Collected data entries

-------

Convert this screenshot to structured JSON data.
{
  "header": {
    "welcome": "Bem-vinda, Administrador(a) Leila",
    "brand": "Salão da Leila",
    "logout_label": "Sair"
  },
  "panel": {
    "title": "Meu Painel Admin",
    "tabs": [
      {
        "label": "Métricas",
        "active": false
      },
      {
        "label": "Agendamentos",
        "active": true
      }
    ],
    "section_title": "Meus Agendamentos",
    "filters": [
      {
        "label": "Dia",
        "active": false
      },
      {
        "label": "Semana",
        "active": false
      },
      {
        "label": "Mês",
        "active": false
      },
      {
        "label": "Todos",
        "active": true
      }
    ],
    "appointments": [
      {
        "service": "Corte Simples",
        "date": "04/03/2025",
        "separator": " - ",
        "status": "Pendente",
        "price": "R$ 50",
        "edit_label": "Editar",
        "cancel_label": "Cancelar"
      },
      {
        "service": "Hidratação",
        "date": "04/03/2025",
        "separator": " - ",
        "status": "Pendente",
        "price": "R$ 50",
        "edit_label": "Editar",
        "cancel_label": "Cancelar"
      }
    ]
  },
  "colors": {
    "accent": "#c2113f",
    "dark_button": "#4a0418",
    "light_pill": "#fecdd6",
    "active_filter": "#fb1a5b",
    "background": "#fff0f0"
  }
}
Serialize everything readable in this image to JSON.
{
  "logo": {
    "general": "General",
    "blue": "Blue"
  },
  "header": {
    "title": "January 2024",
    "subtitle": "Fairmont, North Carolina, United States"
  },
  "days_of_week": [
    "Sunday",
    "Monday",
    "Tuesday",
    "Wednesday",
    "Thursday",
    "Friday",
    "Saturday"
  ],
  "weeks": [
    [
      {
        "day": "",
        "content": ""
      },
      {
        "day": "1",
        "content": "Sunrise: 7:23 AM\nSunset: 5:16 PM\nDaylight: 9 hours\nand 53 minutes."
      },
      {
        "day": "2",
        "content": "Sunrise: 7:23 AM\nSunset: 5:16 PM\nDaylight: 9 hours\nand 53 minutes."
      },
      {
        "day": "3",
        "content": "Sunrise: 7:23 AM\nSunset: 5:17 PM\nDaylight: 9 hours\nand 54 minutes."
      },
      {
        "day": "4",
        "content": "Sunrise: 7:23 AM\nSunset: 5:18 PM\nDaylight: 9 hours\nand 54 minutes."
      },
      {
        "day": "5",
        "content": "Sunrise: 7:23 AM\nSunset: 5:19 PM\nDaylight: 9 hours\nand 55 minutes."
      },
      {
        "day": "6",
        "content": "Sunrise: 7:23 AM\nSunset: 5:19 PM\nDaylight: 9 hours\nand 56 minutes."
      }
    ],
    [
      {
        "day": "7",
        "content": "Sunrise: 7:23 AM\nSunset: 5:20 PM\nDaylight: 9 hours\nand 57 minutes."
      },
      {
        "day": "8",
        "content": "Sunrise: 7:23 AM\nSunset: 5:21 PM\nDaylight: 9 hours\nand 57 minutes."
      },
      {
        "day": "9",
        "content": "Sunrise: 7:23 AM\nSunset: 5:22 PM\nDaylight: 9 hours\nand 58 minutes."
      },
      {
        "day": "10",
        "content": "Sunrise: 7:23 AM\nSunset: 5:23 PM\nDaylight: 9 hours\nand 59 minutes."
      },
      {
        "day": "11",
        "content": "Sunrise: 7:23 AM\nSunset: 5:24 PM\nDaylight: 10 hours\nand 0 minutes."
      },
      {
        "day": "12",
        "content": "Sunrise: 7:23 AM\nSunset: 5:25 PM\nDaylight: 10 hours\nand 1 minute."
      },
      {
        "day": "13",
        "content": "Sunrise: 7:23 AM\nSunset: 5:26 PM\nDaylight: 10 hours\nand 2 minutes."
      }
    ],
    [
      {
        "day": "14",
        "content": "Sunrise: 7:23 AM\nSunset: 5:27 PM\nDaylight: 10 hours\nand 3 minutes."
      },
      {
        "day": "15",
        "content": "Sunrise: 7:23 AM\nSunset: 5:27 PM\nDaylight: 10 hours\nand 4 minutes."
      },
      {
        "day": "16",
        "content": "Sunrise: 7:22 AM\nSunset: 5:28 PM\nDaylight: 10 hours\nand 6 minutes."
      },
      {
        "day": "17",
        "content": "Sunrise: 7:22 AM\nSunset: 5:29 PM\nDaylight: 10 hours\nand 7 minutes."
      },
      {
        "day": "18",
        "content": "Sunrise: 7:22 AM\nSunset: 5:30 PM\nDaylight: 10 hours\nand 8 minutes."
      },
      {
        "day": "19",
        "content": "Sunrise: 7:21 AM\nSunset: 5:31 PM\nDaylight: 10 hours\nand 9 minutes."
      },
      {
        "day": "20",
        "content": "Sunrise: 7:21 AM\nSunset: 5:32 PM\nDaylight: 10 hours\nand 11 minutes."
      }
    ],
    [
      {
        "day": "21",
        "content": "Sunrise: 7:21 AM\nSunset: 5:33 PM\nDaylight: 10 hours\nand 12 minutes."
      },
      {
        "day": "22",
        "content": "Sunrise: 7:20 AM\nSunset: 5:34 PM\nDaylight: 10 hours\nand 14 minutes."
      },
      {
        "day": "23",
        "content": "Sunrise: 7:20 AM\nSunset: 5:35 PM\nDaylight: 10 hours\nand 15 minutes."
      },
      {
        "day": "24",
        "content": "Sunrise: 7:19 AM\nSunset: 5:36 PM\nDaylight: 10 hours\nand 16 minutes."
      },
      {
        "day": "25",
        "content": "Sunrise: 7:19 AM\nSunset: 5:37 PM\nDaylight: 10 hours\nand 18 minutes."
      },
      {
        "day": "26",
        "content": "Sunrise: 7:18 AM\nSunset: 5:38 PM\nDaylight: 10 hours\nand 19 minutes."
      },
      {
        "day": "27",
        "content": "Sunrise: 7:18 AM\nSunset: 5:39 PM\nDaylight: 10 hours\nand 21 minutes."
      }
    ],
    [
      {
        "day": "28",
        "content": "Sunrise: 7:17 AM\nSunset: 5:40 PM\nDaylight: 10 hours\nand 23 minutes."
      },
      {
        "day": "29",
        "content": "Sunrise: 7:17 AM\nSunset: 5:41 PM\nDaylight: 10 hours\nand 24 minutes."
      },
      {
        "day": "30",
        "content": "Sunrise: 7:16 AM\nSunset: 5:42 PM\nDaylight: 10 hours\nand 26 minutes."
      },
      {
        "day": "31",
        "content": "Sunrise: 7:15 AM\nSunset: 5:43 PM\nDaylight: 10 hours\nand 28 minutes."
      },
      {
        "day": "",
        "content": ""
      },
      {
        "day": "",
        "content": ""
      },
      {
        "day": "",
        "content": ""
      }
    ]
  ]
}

-------

* _Task brief_:
Output the full listing without altering anything.

* _Completed task_:
Convert this screenshot to structured JSON data.
{
  "header": {
    "welcome": "Bem-vinda, Administrador(a) Leila",
    "brand": "Salão da Leila",
    "logout_label": "Sair"
  },
  "panel": {
    "title": "Meu Painel Admin",
    "tabs": [
      {
        "label": "Métricas",
        "active": false
      },
      {
        "label": "Agendamentos",
        "active": true
      }
    ],
    "section_title": "Meus Agendamentos",
    "filters": [
      {
        "label": "Dia",
        "active": false
      },
      {
        "label": "Semana",
        "active": false
      },
      {
        "label": "Mês",
        "active": false
      },
      {
        "label": "Todos",
        "active": true
      }
    ],
    "appointments": [
      {
        "service": "Corte Simples",
        "date": "04/03/2025",
        "separator": " - ",
        "status": "Pendente",
        "price": "R$ 50",
        "edit_label": "Editar",
        "cancel_label": "Cancelar"
      },
      {
        "service": "Hidratação",
        "date": "04/03/2025",
        "separator": " - ",
        "status": "Pendente",
        "price": "R$ 50",
        "edit_label": "Editar",
        "cancel_label": "Cancelar"
      }
    ]
  },
  "colors": {
    "accent": "#c2113f",
    "dark_button": "#4a0418",
    "light_pill": "#fecdd6",
    "active_filter": "#fb1a5b",
    "background": "#fff0f0"
  }
}
Serialize everything readable in this image to JSON.
{
  "logo": {
    "general": "General",
    "blue": "Blue"
  },
  "header": {
    "title": "January 2024",
    "subtitle": "Fairmont, North Carolina, United States"
  },
  "days_of_week": [
    "Sunday",
    "Monday",
    "Tuesday",
    "Wednesday",
    "Thursday",
    "Friday",
    "Saturday"
  ],
  "weeks": [
    [
      {
        "day": "",
        "content": ""
      },
      {
        "day": "1",
        "content": "Sunrise: 7:23 AM\nSunset: 5:16 PM\nDaylight: 9 hours\nand 53 minutes."
      },
      {
        "day": "2",
        "content": "Sunrise: 7:23 AM\nSunset: 5:16 PM\nDaylight: 9 hours\nand 53 minutes."
      },
      {
        "day": "3",
        "content": "Sunrise: 7:23 AM\nSunset: 5:17 PM\nDaylight: 9 hours\nand 54 minutes."
      },
      {
        "day": "4",
        "content": "Sunrise: 7:23 AM\nSunset: 5:18 PM\nDaylight: 9 hours\nand 54 minutes."
      },
      {
        "day": "5",
        "content": "Sunrise: 7:23 AM\nSunset: 5:19 PM\nDaylight: 9 hours\nand 55 minutes."
      },
      {
        "day": "6",
        "content": "Sunrise: 7:23 AM\nSunset: 5:19 PM\nDaylight: 9 hours\nand 56 minutes."
      }
    ],
    [
      {
        "day": "7",
        "content": "Sunrise: 7:23 AM\nSunset: 5:20 PM\nDaylight: 9 hours\nand 57 minutes."
      },
      {
        "day": "8",
        "content": "Sunrise: 7:23 AM\nSunset: 5:21 PM\nDaylight: 9 hours\nand 57 minutes."
      },
      {
        "day": "9",
        "content": "Sunrise: 7:23 AM\nSunset: 5:22 PM\nDaylight: 9 hours\nand 58 minutes."
      },
      {
        "day": "10",
        "content": "Sunrise: 7:23 AM\nSunset: 5:23 PM\nDaylight: 9 hours\nand 59 minutes."
      },
      {
        "day": "11",
        "content": "Sunrise: 7:23 AM\nSunset: 5:24 PM\nDaylight: 10 hours\nand 0 minutes."
      },
      {
        "day": "12",
        "content": "Sunrise: 7:23 AM\nSunset: 5:25 PM\nDaylight: 10 hours\nand 1 minute."
      },
      {
        "day": "13",
        "content": "Sunrise: 7:23 AM\nSunset: 5:26 PM\nDaylight: 10 hours\nand 2 minutes."
      }
    ],
    [
      {
        "day": "14",
        "content": "Sunrise: 7:23 AM\nSunset: 5:27 PM\nDaylight: 10 hours\nand 3 minutes."
      },
      {
        "day": "15",
        "content": "Sunrise: 7:23 AM\nSunset: 5:27 PM\nDaylight: 10 hours\nand 4 minutes."
      },
      {
        "day": "16",
        "content": "Sunrise: 7:22 AM\nSunset: 5:28 PM\nDaylight: 10 hours\nand 6 minutes."
      },
      {
        "day": "17",
        "content": "Sunrise: 7:22 AM\nSunset: 5:29 PM\nDaylight: 10 hours\nand 7 minutes."
      },
      {
        "day": "18",
        "content": "Sunrise: 7:22 AM\nSunset: 5:30 PM\nDaylight: 10 hours\nand 8 minutes."
      },
      {
        "day": "19",
        "content": "Sunrise: 7:21 AM\nSunset: 5:31 PM\nDaylight: 10 hours\nand 9 minutes."
      },
      {
        "day": "20",
        "content": "Sunrise: 7:21 AM\nSunset: 5:32 PM\nDaylight: 10 hours\nand 11 minutes."
      }
    ],
    [
      {
        "day": "21",
        "content": "Sunrise: 7:21 AM\nSunset: 5:33 PM\nDaylight: 10 hours\nand 12 minutes."
      },
      {
        "day": "22",
        "content": "Sunrise: 7:20 AM\nSunset: 5:34 PM\nDaylight: 10 hours\nand 14 minutes."
      },
      {
        "day": "23",
        "content": "Sunrise: 7:20 AM\nSunset: 5:35 PM\nDaylight: 10 hours\nand 15 minutes."
      },
      {
        "day": "24",
        "content": "Sunrise: 7:19 AM\nSunset: 5:36 PM\nDaylight: 10 hours\nand 16 minutes."
      },
      {
        "day": "25",
        "content": "Sunrise: 7:19 AM\nSunset: 5:37 PM\nDaylight: 10 hours\nand 18 minutes."
      },
      {
        "day": "26",
        "content": "Sunrise: 7:18 AM\nSunset: 5:38 PM\nDaylight: 10 hours\nand 19 minutes."
      },
      {
        "day": "27",
        "content": "Sunrise: 7:18 AM\nSunset: 5:39 PM\nDaylight: 10 hours\nand 21 minutes."
      }
    ],
    [
      {
        "day": "28",
        "content": "Sunrise: 7:17 AM\nSunset: 5:40 PM\nDaylight: 10 hours\nand 23 minutes."
      },
      {
        "day": "29",
        "content": "Sunrise: 7:17 AM\nSunset: 5:41 PM\nDaylight: 10 hours\nand 24 minutes."
      },
      {
        "day": "30",
        "content": "Sunrise: 7:16 AM\nSunset: 5:42 PM\nDaylight: 10 hours\nand 26 minutes."
      },
      {
        "day": "31",
        "content": "Sunrise: 7:15 AM\nSunset: 5:43 PM\nDaylight: 10 hours\nand 28 minutes."
      },
      {
        "day": "",
        "content": ""
      },
      {
        "day": "",
        "content": ""
      },
      {
        "day": "",
        "content": ""
      }
    ]
  ]
}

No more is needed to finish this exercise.